((

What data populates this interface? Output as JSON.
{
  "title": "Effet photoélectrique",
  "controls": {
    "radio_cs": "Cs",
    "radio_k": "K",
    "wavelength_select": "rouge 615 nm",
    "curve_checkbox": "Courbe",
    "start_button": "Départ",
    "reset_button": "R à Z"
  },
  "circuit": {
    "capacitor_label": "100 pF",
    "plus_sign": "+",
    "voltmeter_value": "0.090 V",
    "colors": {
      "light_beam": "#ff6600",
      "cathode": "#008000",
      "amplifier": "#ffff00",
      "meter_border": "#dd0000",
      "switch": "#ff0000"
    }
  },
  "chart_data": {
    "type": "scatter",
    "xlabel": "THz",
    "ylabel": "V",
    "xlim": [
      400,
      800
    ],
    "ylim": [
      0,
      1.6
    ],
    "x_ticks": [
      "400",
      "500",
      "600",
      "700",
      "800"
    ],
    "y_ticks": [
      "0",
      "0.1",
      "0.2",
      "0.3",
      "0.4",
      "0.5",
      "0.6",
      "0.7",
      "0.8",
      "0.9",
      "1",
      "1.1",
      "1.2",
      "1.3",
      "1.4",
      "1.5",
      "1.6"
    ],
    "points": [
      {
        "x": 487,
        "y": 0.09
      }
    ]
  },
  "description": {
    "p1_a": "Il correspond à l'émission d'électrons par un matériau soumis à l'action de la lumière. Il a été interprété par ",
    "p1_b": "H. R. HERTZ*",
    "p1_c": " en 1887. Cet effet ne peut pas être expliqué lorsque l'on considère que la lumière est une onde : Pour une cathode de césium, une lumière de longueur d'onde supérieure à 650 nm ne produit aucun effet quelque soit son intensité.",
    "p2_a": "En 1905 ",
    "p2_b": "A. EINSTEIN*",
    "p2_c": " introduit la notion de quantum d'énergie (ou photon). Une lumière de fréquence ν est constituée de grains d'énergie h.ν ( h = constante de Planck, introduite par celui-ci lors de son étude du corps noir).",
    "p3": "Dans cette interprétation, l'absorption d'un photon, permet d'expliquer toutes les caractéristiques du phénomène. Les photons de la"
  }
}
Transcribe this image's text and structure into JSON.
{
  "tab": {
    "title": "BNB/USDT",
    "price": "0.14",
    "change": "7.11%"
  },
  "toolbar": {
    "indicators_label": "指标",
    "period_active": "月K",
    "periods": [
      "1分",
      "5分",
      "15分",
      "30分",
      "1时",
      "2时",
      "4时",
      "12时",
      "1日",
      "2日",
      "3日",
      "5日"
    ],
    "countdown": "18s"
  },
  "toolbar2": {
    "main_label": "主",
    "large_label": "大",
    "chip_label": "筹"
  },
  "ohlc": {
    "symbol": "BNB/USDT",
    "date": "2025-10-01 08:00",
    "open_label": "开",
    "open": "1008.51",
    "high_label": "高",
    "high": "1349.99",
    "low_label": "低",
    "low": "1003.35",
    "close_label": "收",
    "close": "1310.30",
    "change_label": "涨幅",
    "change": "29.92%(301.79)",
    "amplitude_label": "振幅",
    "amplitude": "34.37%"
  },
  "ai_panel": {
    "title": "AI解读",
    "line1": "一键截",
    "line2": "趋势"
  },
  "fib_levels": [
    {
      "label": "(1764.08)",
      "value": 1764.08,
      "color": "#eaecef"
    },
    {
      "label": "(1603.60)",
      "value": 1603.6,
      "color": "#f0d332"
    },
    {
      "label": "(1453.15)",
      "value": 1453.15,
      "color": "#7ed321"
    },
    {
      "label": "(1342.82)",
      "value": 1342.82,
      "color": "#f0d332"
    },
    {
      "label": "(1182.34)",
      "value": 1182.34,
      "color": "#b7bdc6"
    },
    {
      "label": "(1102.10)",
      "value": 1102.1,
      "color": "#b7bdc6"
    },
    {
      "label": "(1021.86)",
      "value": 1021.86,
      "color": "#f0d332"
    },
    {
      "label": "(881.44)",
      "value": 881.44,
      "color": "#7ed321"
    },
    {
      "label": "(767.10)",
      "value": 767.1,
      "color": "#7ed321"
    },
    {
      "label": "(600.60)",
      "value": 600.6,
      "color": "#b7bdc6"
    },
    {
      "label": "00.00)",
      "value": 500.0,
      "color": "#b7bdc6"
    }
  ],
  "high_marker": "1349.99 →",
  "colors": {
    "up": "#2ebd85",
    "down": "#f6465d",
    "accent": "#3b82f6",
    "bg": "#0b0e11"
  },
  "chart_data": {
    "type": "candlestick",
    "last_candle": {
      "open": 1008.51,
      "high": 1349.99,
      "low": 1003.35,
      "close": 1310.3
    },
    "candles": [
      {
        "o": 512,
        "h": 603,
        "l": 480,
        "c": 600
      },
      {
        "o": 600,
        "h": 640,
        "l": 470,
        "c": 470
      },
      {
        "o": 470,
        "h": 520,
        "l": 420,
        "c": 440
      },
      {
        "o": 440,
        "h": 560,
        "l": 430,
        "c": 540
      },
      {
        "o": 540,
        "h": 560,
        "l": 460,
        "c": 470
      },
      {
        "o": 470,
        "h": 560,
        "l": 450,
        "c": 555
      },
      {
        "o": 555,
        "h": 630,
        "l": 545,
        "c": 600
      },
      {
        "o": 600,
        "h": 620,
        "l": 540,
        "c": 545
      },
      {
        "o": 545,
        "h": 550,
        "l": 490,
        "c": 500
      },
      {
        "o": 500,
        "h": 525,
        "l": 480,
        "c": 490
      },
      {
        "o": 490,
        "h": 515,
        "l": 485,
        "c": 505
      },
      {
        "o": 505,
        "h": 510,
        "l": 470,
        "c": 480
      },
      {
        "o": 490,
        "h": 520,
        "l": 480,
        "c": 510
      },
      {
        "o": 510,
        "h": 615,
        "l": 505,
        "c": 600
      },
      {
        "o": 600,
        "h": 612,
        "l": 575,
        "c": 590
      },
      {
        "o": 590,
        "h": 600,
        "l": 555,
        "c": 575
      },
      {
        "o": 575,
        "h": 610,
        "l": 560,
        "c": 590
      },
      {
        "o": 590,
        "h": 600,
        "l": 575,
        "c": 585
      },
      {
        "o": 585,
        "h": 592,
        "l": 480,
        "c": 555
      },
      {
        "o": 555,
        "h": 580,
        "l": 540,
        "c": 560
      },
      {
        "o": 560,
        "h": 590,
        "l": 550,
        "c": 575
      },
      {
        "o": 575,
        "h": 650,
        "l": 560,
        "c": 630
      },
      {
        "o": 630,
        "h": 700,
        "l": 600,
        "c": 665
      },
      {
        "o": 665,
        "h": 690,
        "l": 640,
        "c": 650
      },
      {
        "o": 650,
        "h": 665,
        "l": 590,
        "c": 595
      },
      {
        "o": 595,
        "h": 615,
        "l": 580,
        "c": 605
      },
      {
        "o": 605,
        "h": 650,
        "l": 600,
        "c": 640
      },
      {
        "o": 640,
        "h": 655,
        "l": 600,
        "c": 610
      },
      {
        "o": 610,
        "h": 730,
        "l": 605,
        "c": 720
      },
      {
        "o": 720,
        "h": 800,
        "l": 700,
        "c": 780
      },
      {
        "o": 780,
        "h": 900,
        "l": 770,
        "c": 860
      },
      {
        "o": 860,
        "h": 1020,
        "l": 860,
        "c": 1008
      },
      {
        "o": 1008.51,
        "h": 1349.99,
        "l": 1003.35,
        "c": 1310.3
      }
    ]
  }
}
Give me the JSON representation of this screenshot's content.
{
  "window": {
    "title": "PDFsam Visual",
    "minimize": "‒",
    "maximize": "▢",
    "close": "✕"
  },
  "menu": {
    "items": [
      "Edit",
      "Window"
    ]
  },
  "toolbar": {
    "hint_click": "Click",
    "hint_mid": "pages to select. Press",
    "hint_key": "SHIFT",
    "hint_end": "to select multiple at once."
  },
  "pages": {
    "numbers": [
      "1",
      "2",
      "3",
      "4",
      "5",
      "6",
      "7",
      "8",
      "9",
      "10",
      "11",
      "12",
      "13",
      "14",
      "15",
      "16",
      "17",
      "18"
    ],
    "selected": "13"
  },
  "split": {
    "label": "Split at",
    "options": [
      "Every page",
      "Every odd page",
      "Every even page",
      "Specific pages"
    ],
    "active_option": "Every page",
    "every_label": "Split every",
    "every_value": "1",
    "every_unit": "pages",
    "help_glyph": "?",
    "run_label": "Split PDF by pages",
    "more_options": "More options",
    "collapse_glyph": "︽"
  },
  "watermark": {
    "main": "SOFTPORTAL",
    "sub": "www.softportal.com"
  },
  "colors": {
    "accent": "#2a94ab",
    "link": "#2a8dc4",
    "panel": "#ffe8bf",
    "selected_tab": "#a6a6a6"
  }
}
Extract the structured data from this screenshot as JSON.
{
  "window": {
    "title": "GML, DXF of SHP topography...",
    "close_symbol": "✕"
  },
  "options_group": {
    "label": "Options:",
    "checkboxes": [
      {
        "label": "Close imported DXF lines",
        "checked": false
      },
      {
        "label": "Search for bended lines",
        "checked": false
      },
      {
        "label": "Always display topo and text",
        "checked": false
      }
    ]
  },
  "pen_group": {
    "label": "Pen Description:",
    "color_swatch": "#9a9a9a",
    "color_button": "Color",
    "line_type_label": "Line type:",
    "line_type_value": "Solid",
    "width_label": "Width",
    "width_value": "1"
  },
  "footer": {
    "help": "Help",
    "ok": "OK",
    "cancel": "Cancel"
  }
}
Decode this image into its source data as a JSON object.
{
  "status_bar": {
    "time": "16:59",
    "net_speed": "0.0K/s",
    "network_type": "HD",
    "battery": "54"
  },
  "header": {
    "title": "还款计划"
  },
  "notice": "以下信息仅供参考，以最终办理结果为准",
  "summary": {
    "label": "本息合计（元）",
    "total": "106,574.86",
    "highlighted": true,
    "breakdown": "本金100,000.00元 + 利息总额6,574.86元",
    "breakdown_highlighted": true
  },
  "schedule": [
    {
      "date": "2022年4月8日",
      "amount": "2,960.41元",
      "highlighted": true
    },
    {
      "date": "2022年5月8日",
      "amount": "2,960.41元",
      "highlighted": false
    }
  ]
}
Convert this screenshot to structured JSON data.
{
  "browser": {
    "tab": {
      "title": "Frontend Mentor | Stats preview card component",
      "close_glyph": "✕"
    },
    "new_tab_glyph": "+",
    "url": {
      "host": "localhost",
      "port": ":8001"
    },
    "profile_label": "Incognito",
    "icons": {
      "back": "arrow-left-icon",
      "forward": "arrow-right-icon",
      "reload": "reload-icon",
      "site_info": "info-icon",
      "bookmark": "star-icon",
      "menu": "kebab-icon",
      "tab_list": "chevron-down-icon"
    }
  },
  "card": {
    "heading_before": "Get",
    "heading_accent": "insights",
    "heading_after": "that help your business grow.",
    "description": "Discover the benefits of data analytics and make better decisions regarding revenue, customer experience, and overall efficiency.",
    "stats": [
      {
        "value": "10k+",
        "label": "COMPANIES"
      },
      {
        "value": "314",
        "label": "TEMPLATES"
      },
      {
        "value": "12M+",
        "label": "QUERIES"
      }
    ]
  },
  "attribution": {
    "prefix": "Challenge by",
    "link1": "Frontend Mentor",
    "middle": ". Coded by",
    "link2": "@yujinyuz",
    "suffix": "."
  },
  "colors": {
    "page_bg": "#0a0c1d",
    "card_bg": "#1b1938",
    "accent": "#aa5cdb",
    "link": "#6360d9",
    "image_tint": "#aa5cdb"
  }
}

))

- **WHAT YOU NEED TO DO**
Where a line holds "Frontend", copy it out.

- **TASK OUTPUT**
      "title": "Frontend Mentor | Stats preview card component",
    "link1": "Frontend Mentor",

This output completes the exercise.